**Goal of the exercise**: Output the part of the passage on BC's hydrogen buses and low-speed electric vehicles that runs from "Earlier, the BC" down to "and resort communities.", with every word copied unchanged.

**Selected text**:
▬▬▬▬▬▬
The development of a hydrogen bus fleet is part of BC’s commitment to fuel cell technologies and the Hydrogen Highway as part of the overall plan to cut greenhouse gas emissions by 33% by 2020. The Hydrogen Highway is a government-industry initiative seeking to accelerate the demonstration and commercialization of hydrogen and fuel cell technologies. The total cost for the hydrogen bus fleet will be $89 million, with $45 million coming from the federal Public Transit Capital Trust fund and the remaining $44 million being provided by the Province and BC Transit.
Earlier, the BC government announced it was introducing a change to the Motor Vehicle Act Regulations officially recognizing low-speed electric vehicles (LSVs). This regulation would allow the vehicles to travel without flashing lights and warning signage on certain roads with a maximum posted speed of 50 km/h where appropriate and safe. The Transportation ministry will work with municipal partners and industry stakeholders to explore opportunities to pilot the use of these LSV zero emission electric vehicles in areas they are well suited for, such as parks, ferry terminals, university campuses, airport terminals and resort communities.
▬▬▬▬▬▬
**Material supplied**:

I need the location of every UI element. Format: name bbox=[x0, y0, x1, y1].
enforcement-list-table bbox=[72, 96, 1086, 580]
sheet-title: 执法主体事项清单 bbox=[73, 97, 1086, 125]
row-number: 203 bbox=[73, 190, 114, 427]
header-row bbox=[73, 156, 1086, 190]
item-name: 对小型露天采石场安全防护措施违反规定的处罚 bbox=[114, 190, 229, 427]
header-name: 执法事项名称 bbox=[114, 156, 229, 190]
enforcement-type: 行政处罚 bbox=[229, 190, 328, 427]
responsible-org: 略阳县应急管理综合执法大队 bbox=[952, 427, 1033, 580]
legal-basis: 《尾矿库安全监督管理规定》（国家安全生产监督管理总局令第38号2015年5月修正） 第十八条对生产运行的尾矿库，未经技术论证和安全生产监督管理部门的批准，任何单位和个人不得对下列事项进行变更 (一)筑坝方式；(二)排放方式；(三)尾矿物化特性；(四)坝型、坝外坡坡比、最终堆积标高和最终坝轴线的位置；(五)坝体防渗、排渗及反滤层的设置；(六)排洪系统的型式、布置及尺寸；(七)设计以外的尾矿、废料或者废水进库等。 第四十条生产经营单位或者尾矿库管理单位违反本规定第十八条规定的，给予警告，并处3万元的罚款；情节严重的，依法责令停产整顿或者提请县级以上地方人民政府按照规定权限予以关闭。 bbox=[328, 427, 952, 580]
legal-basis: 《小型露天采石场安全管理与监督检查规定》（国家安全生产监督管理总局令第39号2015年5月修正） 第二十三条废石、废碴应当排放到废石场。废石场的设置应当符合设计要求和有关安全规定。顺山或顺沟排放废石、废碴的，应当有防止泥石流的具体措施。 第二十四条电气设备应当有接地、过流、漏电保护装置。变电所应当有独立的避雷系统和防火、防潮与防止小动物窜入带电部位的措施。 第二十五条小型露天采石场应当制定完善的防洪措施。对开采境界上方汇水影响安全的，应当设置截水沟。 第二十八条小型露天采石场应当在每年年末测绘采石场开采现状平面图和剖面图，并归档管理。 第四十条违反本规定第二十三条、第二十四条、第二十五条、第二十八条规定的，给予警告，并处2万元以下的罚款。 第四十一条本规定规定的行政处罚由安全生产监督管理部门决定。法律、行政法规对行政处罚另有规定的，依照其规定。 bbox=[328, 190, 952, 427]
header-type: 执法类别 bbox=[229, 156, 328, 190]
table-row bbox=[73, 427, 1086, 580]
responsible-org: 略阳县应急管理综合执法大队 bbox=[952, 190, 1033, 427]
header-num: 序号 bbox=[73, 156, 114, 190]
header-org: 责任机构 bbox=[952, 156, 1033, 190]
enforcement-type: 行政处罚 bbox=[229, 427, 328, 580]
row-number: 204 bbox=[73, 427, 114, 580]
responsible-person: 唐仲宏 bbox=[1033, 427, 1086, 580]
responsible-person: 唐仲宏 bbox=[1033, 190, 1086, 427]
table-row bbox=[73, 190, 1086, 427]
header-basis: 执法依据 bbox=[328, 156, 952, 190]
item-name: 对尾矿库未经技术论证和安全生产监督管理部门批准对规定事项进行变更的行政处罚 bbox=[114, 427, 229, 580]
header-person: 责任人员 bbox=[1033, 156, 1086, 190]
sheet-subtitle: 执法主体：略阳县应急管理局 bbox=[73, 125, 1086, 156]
▬▬▬▬▬▬
**Response**:
Earlier, the BC government announced it was introducing a change to the Motor Vehicle Act Regulations officially recognizing low-speed electric vehicles (LSVs). This regulation would allow the vehicles to travel without flashing lights and warning signage on certain roads with a maximum posted speed of 50 km/h where appropriate and safe. The Transportation ministry will work with municipal partners and industry stakeholders to explore opportunities to pilot the use of these LSV zero emission electric vehicles in areas they are well suited for, such as parks, ferry terminals, university campuses, airport terminals and resort communities.